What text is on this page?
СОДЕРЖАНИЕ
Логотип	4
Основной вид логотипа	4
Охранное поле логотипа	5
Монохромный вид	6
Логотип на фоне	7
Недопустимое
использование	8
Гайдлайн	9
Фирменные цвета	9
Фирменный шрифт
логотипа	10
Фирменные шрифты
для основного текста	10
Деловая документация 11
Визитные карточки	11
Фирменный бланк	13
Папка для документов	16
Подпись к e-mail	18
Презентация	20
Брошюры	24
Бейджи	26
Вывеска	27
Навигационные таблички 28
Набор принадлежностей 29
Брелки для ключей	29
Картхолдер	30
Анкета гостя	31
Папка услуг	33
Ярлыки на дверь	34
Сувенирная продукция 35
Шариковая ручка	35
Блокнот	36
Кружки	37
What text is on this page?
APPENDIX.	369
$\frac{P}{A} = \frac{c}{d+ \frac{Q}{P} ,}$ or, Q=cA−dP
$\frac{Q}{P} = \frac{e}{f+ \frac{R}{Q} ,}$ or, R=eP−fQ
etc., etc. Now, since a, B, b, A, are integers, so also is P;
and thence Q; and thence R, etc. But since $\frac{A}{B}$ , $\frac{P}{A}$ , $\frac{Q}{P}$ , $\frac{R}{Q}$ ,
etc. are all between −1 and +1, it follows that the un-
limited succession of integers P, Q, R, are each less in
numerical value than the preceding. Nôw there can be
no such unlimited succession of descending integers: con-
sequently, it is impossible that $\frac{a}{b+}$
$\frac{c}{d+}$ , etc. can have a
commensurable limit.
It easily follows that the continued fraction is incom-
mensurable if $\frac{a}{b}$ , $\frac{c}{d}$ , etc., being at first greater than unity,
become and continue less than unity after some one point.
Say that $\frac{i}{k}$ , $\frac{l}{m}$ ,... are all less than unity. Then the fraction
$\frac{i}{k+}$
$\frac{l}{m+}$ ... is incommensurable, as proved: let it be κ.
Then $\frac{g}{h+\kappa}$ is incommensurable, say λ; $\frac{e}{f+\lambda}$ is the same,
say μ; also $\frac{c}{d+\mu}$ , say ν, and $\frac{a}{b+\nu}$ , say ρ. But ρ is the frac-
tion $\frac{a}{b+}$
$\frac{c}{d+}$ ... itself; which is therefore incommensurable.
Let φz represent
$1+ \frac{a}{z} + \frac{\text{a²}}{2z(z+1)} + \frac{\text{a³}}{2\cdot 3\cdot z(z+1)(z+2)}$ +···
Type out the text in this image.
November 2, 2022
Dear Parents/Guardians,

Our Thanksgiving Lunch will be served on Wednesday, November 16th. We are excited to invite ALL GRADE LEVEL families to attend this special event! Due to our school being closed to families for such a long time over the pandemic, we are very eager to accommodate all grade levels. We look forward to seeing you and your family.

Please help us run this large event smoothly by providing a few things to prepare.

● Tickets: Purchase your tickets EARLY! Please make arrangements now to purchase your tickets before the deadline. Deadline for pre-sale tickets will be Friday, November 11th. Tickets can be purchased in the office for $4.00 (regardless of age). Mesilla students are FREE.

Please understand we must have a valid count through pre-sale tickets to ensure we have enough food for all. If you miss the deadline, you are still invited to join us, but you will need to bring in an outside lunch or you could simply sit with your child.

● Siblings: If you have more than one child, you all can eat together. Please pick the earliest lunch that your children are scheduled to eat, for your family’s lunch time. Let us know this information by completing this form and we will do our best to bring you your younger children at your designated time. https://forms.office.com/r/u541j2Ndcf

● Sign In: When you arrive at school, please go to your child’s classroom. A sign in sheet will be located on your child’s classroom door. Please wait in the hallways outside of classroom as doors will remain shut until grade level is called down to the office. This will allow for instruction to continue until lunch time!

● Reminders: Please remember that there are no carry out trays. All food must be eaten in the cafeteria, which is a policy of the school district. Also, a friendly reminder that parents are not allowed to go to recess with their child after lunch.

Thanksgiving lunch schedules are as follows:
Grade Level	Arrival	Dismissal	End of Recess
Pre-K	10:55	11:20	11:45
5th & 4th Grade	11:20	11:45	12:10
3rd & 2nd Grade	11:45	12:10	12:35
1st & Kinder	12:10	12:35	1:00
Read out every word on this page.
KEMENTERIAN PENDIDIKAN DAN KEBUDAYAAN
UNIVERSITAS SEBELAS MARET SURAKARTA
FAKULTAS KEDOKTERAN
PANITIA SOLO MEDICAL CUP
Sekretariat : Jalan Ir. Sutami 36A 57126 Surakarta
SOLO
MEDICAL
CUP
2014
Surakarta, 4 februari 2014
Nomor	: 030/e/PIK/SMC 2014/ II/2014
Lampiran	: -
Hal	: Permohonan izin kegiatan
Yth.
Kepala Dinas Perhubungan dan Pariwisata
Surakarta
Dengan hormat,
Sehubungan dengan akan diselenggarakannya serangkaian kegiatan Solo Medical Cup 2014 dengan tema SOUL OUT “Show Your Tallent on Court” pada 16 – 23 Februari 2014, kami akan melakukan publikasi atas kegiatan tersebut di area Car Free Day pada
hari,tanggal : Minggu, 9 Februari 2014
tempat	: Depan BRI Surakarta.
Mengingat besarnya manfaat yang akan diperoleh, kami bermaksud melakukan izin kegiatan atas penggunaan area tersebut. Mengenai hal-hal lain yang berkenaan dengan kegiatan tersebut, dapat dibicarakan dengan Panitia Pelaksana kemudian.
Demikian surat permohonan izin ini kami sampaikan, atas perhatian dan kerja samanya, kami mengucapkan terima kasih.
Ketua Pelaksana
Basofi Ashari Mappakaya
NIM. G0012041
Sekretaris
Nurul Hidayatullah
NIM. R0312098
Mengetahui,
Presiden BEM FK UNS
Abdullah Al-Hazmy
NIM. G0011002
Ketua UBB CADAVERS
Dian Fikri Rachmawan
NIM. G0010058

= = = = =

- [DIRECTIONS]:
Above are some records. Report the number of their lines that include "incommensurable", and add nothing else.

- [RESULT OF THE EXERCISE]:
3